**Exercise goal:** Copy each line of the listing below exactly.
───── Input material
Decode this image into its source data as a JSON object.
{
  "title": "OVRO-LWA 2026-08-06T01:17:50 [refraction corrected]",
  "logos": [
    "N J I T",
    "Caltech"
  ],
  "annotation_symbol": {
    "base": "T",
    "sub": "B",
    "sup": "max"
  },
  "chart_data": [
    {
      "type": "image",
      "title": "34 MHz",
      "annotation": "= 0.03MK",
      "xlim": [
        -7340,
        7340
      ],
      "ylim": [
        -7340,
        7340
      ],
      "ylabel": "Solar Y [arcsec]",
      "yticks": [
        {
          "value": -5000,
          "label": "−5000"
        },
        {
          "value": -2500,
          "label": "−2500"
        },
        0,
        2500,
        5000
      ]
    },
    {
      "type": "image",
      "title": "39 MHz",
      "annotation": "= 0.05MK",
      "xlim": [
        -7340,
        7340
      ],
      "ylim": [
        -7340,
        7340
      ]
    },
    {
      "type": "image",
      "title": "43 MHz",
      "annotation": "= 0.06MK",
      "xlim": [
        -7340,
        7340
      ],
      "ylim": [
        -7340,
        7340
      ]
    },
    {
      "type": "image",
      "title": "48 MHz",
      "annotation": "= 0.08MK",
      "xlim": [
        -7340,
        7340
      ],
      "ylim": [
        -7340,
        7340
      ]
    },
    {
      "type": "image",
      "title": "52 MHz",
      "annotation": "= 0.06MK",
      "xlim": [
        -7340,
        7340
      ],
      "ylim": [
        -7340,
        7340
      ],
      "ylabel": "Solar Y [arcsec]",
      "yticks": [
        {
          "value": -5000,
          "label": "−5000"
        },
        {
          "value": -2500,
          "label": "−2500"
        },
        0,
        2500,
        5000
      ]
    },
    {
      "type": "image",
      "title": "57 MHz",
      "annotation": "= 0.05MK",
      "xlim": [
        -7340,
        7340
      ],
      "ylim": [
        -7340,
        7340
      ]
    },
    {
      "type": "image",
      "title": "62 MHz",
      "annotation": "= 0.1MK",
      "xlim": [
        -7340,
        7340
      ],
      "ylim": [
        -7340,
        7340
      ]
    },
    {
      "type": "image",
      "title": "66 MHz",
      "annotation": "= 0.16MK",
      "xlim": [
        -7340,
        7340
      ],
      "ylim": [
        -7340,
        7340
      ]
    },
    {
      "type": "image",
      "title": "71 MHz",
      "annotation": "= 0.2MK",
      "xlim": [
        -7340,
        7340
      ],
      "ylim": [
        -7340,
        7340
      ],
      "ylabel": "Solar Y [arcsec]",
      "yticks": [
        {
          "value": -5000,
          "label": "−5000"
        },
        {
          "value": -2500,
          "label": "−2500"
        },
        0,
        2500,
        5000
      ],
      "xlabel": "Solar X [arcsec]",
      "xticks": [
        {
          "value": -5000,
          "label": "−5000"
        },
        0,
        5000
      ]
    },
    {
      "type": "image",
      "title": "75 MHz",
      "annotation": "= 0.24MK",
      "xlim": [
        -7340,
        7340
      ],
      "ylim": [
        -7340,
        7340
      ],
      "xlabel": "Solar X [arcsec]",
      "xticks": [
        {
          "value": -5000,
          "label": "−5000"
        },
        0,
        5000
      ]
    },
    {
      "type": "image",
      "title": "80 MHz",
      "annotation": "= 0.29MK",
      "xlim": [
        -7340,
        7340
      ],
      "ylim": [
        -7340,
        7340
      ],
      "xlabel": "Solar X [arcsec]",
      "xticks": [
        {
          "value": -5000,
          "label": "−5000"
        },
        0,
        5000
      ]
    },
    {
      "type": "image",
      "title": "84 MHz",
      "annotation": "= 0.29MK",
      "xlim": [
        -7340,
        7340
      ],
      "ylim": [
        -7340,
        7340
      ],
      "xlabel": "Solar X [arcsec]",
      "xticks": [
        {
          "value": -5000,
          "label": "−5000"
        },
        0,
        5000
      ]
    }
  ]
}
──────────
**Result for this task:**
Decode this image into its source data as a JSON object.
{
  "title": "OVRO-LWA 2026-08-06T01:17:50 [refraction corrected]",
  "logos": [
    "N J I T",
    "Caltech"
  ],
  "annotation_symbol": {
    "base": "T",
    "sub": "B",
    "sup": "max"
  },
  "chart_data": [
    {
      "type": "image",
      "title": "34 MHz",
      "annotation": "= 0.03MK",
      "xlim": [
        -7340,
        7340
      ],
      "ylim": [
        -7340,
        7340
      ],
      "ylabel": "Solar Y [arcsec]",
      "yticks": [
        {
          "value": -5000,
          "label": "−5000"
        },
        {
          "value": -2500,
          "label": "−2500"
        },
        0,
        2500,
        5000
      ]
    },
    {
      "type": "image",
      "title": "39 MHz",
      "annotation": "= 0.05MK",
      "xlim": [
        -7340,
        7340
      ],
      "ylim": [
        -7340,
        7340
      ]
    },
    {
      "type": "image",
      "title": "43 MHz",
      "annotation": "= 0.06MK",
      "xlim": [
        -7340,
        7340
      ],
      "ylim": [
        -7340,
        7340
      ]
    },
    {
      "type": "image",
      "title": "48 MHz",
      "annotation": "= 0.08MK",
      "xlim": [
        -7340,
        7340
      ],
      "ylim": [
        -7340,
        7340
      ]
    },
    {
      "type": "image",
      "title": "52 MHz",
      "annotation": "= 0.06MK",
      "xlim": [
        -7340,
        7340
      ],
      "ylim": [
        -7340,
        7340
      ],
      "ylabel": "Solar Y [arcsec]",
      "yticks": [
        {
          "value": -5000,
          "label": "−5000"
        },
        {
          "value": -2500,
          "label": "−2500"
        },
        0,
        2500,
        5000
      ]
    },
    {
      "type": "image",
      "title": "57 MHz",
      "annotation": "= 0.05MK",
      "xlim": [
        -7340,
        7340
      ],
      "ylim": [
        -7340,
        7340
      ]
    },
    {
      "type": "image",
      "title": "62 MHz",
      "annotation": "= 0.1MK",
      "xlim": [
        -7340,
        7340
      ],
      "ylim": [
        -7340,
        7340
      ]
    },
    {
      "type": "image",
      "title": "66 MHz",
      "annotation": "= 0.16MK",
      "xlim": [
        -7340,
        7340
      ],
      "ylim": [
        -7340,
        7340
      ]
    },
    {
      "type": "image",
      "title": "71 MHz",
      "annotation": "= 0.2MK",
      "xlim": [
        -7340,
        7340
      ],
      "ylim": [
        -7340,
        7340
      ],
      "ylabel": "Solar Y [arcsec]",
      "yticks": [
        {
          "value": -5000,
          "label": "−5000"
        },
        {
          "value": -2500,
          "label": "−2500"
        },
        0,
        2500,
        5000
      ],
      "xlabel": "Solar X [arcsec]",
      "xticks": [
        {
          "value": -5000,
          "label": "−5000"
        },
        0,
        5000
      ]
    },
    {
      "type": "image",
      "title": "75 MHz",
      "annotation": "= 0.24MK",
      "xlim": [
        -7340,
        7340
      ],
      "ylim": [
        -7340,
        7340
      ],
      "xlabel": "Solar X [arcsec]",
      "xticks": [
        {
          "value": -5000,
          "label": "−5000"
        },
        0,
        5000
      ]
    },
    {
      "type": "image",
      "title": "80 MHz",
      "annotation": "= 0.29MK",
      "xlim": [
        -7340,
        7340
      ],
      "ylim": [
        -7340,
        7340
      ],
      "xlabel": "Solar X [arcsec]",
      "xticks": [
        {
          "value": -5000,
          "label": "−5000"
        },
        0,
        5000
      ]
    },
    {
      "type": "image",
      "title": "84 MHz",
      "annotation": "= 0.29MK",
      "xlim": [
        -7340,
        7340
      ],
      "ylim": [
        -7340,
        7340
      ],
      "xlabel": "Solar X [arcsec]",
      "xticks": [
        {
          "value": -5000,
          "label": "−5000"
        },
        0,
        5000
      ]
    }
  ]
}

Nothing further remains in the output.